— Begin —

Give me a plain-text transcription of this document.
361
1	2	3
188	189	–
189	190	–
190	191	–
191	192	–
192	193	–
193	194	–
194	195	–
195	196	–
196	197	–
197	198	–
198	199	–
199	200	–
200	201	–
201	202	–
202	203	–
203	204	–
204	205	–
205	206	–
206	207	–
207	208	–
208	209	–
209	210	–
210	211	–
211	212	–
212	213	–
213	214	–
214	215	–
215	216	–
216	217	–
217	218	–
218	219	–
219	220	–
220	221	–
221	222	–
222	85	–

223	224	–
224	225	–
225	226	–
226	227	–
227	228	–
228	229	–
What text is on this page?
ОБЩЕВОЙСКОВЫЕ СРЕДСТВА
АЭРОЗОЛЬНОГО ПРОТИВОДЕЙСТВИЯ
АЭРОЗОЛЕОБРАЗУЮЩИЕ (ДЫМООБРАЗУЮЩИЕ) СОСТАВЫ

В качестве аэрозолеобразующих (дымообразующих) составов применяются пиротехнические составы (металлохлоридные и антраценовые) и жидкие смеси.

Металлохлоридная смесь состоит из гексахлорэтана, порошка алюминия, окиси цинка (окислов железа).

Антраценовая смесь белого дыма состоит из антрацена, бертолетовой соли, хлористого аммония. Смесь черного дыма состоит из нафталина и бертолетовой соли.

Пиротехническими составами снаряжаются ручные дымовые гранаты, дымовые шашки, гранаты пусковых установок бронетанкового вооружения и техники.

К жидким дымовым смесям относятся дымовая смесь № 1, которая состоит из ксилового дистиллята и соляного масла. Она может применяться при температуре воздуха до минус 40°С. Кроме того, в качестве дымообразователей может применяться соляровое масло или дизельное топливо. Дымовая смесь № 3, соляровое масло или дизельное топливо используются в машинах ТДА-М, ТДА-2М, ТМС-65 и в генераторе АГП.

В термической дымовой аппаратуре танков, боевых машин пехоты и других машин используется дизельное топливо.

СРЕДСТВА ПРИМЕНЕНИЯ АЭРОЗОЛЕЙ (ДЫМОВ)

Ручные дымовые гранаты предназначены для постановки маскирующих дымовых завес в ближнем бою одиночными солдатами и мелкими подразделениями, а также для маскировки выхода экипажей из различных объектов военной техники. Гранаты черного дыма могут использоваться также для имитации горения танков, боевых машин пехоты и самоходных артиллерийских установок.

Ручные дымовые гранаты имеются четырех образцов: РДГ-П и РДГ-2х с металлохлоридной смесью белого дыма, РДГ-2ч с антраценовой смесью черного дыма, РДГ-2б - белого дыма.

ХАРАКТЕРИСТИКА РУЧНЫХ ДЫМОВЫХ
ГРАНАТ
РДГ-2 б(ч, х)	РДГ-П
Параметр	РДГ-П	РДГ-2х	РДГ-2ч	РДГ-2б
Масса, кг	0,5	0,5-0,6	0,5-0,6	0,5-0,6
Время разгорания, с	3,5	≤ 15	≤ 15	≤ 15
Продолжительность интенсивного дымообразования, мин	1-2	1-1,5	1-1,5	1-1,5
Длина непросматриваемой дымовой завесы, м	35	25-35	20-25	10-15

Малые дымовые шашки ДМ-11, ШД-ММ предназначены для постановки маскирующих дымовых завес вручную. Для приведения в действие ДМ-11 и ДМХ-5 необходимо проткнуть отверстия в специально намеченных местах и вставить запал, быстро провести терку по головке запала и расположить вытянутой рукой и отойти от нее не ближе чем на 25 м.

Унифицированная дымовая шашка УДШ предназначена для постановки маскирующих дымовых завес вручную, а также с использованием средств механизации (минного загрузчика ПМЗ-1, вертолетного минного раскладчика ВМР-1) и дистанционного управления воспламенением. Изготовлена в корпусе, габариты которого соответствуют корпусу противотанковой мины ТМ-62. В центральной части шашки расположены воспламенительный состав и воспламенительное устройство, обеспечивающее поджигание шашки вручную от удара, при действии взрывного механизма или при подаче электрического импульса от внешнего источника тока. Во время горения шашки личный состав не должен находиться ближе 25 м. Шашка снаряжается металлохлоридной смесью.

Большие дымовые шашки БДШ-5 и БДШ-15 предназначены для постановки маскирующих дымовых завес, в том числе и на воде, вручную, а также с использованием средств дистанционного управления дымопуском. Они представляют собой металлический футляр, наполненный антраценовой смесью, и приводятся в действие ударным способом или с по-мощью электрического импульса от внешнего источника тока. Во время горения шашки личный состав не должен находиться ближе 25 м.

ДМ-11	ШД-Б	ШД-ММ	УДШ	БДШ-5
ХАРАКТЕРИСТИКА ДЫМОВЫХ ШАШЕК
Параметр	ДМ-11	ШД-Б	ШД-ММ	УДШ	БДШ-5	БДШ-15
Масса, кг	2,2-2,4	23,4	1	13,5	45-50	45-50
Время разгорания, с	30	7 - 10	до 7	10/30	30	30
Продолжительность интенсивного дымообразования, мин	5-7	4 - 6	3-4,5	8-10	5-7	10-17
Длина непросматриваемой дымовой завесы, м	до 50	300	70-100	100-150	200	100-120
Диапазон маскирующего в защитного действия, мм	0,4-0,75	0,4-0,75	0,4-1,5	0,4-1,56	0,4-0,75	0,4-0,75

— End —

WHAT YOU SHOULD DO:
Choose all lines containing the string "Длина" and copy them out.

EXERCISE RESPONSE:
Длина непросматриваемой дымовой завесы, м	35	25-35	20-25	10-15
Длина непросматриваемой дымовой завесы, м	до 50	300	70-100	100-150	200	100-120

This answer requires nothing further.